■ WRITTEN EXERCISE
Determine how many lines of the records include "good", and answer with the number alone.

+++

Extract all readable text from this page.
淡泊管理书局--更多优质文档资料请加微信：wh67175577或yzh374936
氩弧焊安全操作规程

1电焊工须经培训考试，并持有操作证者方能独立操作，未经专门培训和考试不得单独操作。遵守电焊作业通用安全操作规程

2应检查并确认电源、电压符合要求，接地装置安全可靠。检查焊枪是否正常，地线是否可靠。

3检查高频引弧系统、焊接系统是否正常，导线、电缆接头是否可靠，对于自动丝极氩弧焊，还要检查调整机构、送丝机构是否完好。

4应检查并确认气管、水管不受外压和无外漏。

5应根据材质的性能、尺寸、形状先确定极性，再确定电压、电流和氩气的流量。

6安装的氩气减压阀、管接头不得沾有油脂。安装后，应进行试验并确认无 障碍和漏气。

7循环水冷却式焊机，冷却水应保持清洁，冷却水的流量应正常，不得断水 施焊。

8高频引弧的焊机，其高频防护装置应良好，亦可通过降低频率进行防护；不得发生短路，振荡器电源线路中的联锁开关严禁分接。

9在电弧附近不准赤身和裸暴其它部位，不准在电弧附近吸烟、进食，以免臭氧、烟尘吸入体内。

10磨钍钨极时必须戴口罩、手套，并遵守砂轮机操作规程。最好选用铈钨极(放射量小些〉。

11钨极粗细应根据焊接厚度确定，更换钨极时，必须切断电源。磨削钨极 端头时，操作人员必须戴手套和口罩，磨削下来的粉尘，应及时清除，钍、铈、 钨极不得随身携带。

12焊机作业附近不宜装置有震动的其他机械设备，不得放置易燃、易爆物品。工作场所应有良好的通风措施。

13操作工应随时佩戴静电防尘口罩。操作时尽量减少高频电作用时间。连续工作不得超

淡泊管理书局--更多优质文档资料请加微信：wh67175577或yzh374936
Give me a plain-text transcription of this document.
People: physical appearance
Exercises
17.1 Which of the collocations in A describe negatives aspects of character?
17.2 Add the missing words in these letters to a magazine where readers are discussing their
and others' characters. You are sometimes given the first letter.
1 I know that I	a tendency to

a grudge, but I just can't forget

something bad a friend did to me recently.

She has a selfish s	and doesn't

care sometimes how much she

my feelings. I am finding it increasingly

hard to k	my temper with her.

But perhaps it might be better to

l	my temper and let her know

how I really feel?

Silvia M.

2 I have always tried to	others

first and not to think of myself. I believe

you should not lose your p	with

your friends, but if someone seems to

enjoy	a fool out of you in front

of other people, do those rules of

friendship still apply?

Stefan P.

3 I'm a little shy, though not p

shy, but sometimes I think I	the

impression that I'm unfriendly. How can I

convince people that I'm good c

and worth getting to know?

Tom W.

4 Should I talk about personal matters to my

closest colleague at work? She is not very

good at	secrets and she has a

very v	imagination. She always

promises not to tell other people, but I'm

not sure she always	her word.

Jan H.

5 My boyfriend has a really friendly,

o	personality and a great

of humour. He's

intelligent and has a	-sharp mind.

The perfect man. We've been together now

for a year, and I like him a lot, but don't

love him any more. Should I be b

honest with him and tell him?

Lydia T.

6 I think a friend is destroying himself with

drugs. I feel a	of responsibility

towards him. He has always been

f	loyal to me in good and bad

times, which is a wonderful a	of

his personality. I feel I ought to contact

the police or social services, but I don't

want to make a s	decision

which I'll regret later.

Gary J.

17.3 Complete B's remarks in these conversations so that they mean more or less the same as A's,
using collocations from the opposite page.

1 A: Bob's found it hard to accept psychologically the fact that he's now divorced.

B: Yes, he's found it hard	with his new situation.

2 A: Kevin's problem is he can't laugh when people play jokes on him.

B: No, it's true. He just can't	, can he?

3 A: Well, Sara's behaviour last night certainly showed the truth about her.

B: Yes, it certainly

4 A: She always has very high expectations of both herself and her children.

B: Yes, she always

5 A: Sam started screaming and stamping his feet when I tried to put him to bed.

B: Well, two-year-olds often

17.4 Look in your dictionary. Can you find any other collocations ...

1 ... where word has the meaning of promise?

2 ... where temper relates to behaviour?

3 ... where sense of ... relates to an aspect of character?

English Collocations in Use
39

+++

■ SOLUTION
3